Task instructions
Below is a block of records: output all of them exactly and leave out the pictures.

--- start of Raw records ---

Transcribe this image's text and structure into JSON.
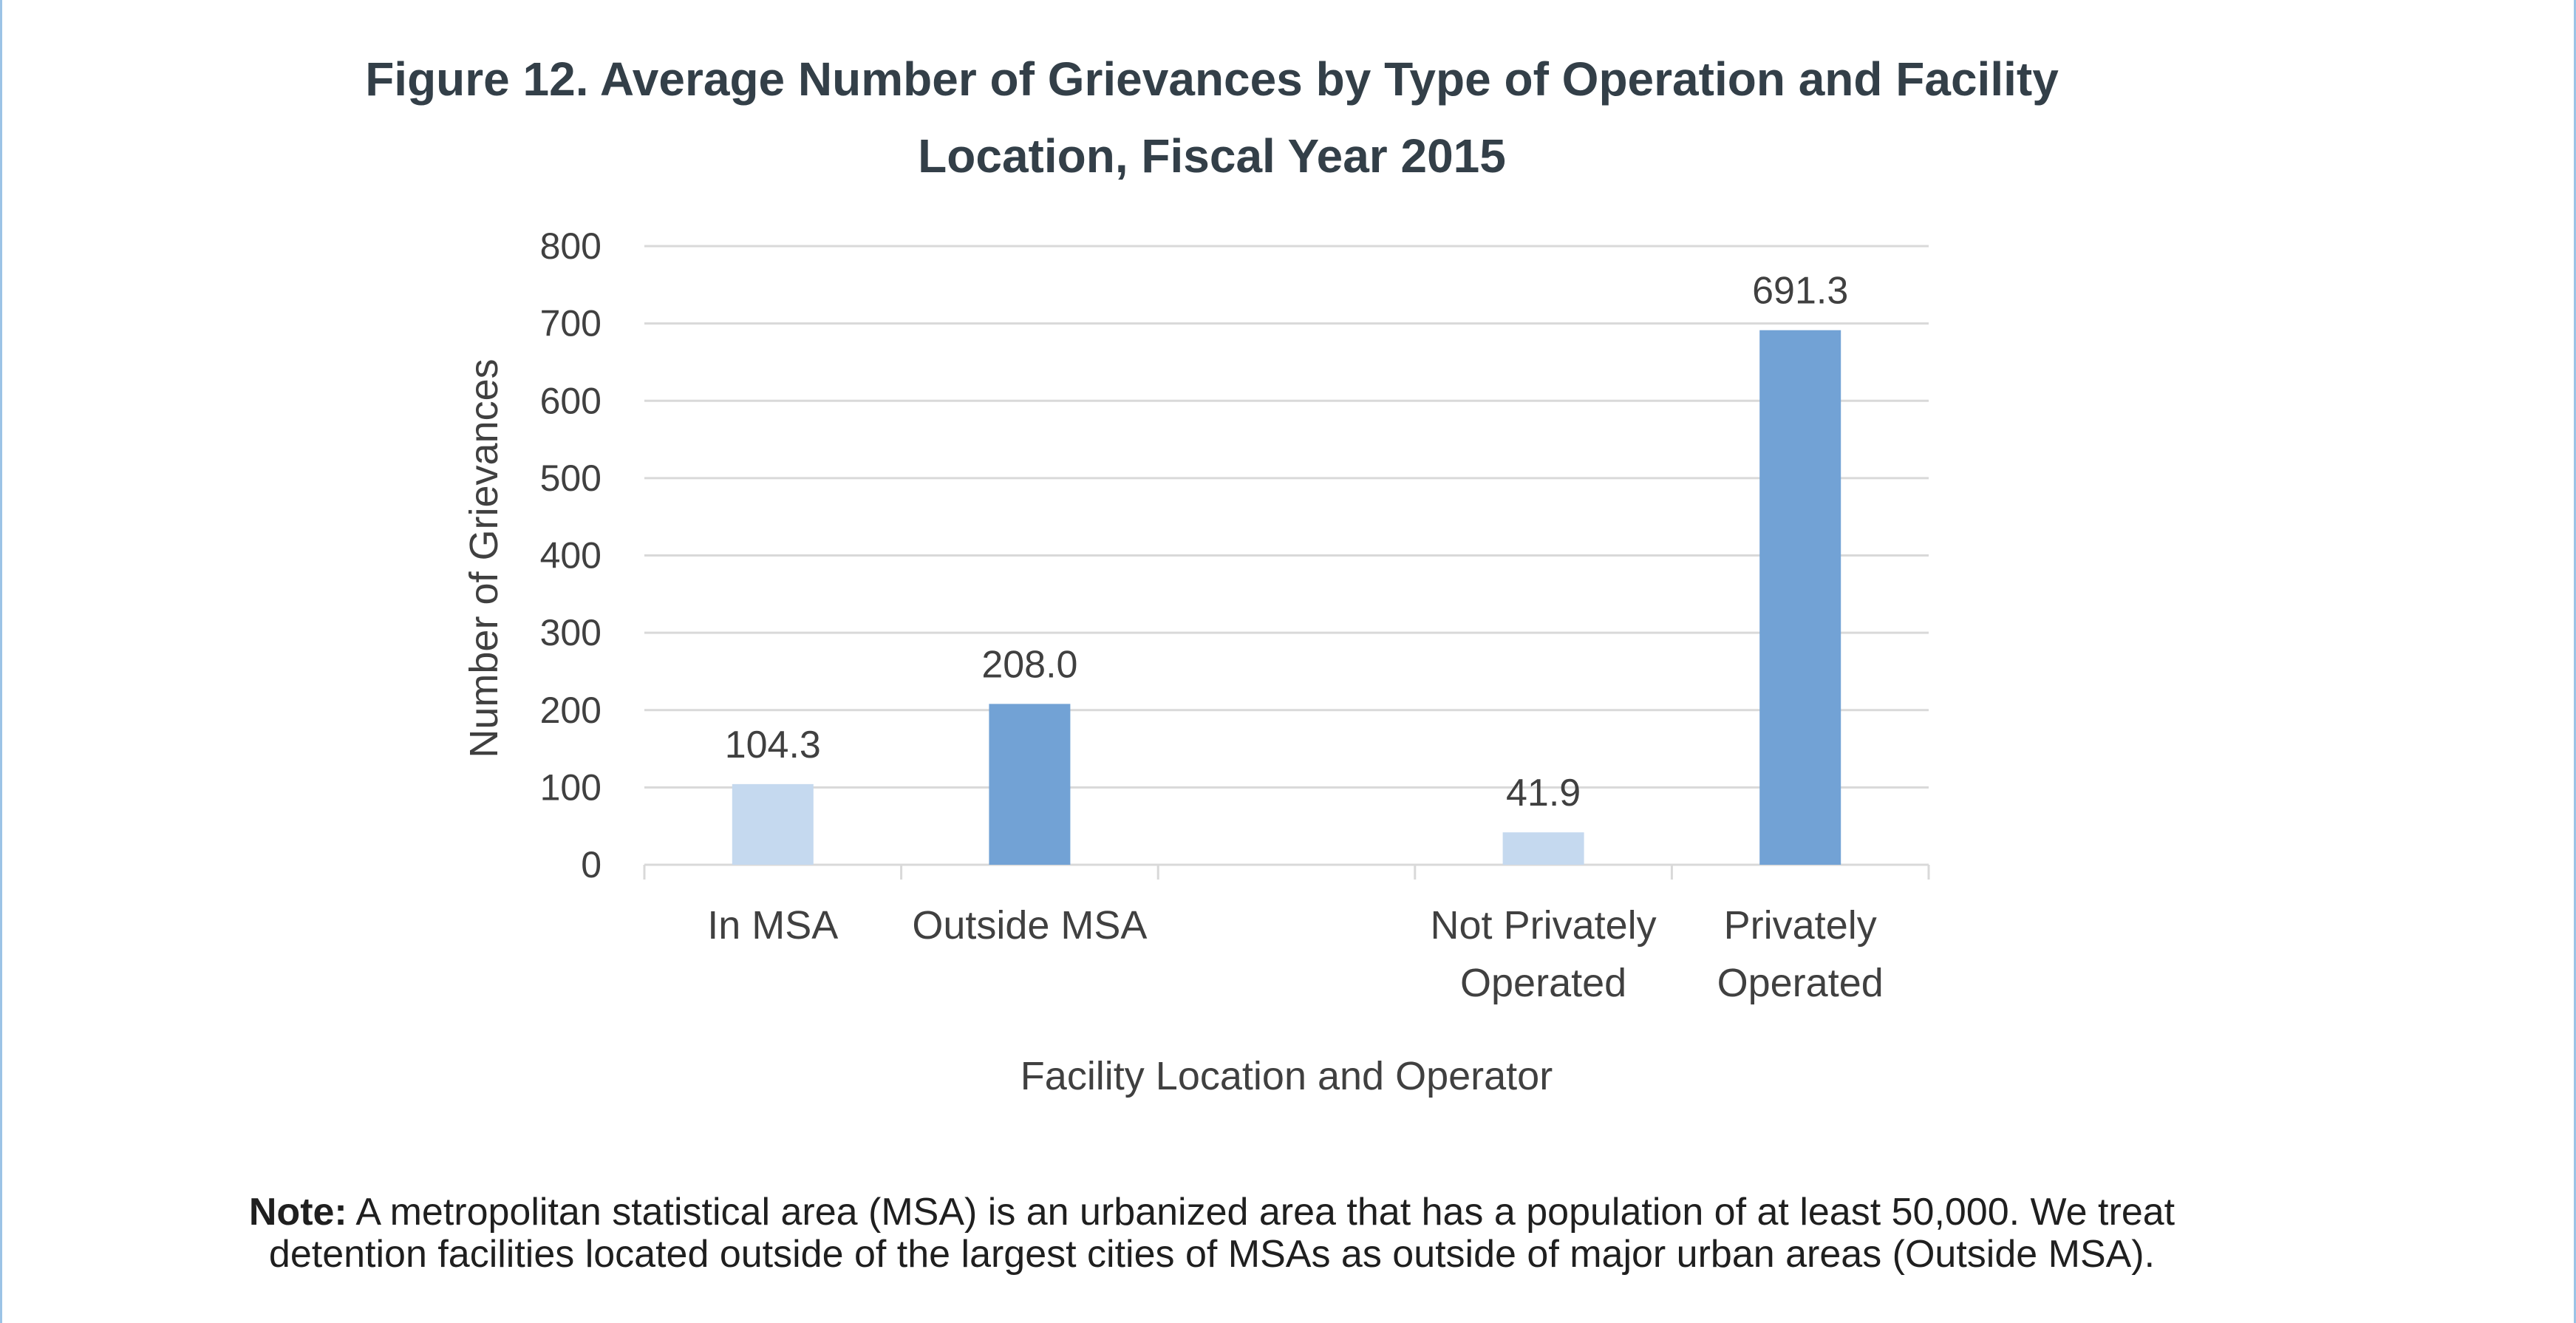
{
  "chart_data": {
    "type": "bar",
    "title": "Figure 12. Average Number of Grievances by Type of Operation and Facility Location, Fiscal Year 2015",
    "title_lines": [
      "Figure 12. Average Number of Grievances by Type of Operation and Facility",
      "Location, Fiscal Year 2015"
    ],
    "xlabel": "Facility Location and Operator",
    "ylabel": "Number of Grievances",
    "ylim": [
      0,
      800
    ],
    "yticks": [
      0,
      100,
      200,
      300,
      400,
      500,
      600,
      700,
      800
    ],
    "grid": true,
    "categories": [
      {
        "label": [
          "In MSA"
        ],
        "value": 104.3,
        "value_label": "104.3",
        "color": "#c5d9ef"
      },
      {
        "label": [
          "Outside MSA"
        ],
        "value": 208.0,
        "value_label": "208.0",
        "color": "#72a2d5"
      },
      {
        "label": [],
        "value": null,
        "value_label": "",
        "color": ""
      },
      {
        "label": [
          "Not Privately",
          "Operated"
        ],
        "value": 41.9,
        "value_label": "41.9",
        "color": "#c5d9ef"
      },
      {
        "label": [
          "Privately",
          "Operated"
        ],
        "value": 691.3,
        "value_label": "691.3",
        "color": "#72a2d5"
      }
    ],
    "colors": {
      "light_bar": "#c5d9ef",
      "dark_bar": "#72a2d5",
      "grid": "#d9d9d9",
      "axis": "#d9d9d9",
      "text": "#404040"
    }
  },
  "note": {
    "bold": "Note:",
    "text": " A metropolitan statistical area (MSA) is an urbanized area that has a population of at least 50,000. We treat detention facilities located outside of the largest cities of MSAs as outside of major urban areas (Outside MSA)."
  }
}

--- end of Raw records ---

Reply
Transcribe this image's text and structure into JSON.
{
  "chart_data": {
    "type": "bar",
    "title": "Figure 12. Average Number of Grievances by Type of Operation and Facility Location, Fiscal Year 2015",
    "title_lines": [
      "Figure 12. Average Number of Grievances by Type of Operation and Facility",
      "Location, Fiscal Year 2015"
    ],
    "xlabel": "Facility Location and Operator",
    "ylabel": "Number of Grievances",
    "ylim": [
      0,
      800
    ],
    "yticks": [
      0,
      100,
      200,
      300,
      400,
      500,
      600,
      700,
      800
    ],
    "grid": true,
    "categories": [
      {
        "label": [
          "In MSA"
        ],
        "value": 104.3,
        "value_label": "104.3",
        "color": "#c5d9ef"
      },
      {
        "label": [
          "Outside MSA"
        ],
        "value": 208.0,
        "value_label": "208.0",
        "color": "#72a2d5"
      },
      {
        "label": [],
        "value": null,
        "value_label": "",
        "color": ""
      },
      {
        "label": [
          "Not Privately",
          "Operated"
        ],
        "value": 41.9,
        "value_label": "41.9",
        "color": "#c5d9ef"
      },
      {
        "label": [
          "Privately",
          "Operated"
        ],
        "value": 691.3,
        "value_label": "691.3",
        "color": "#72a2d5"
      }
    ],
    "colors": {
      "light_bar": "#c5d9ef",
      "dark_bar": "#72a2d5",
      "grid": "#d9d9d9",
      "axis": "#d9d9d9",
      "text": "#404040"
    }
  },
  "note": {
    "bold": "Note:",
    "text": " A metropolitan statistical area (MSA) is an urbanized area that has a population of at least 50,000. We treat detention facilities located outside of the largest cities of MSAs as outside of major urban areas (Outside MSA)."
  }
}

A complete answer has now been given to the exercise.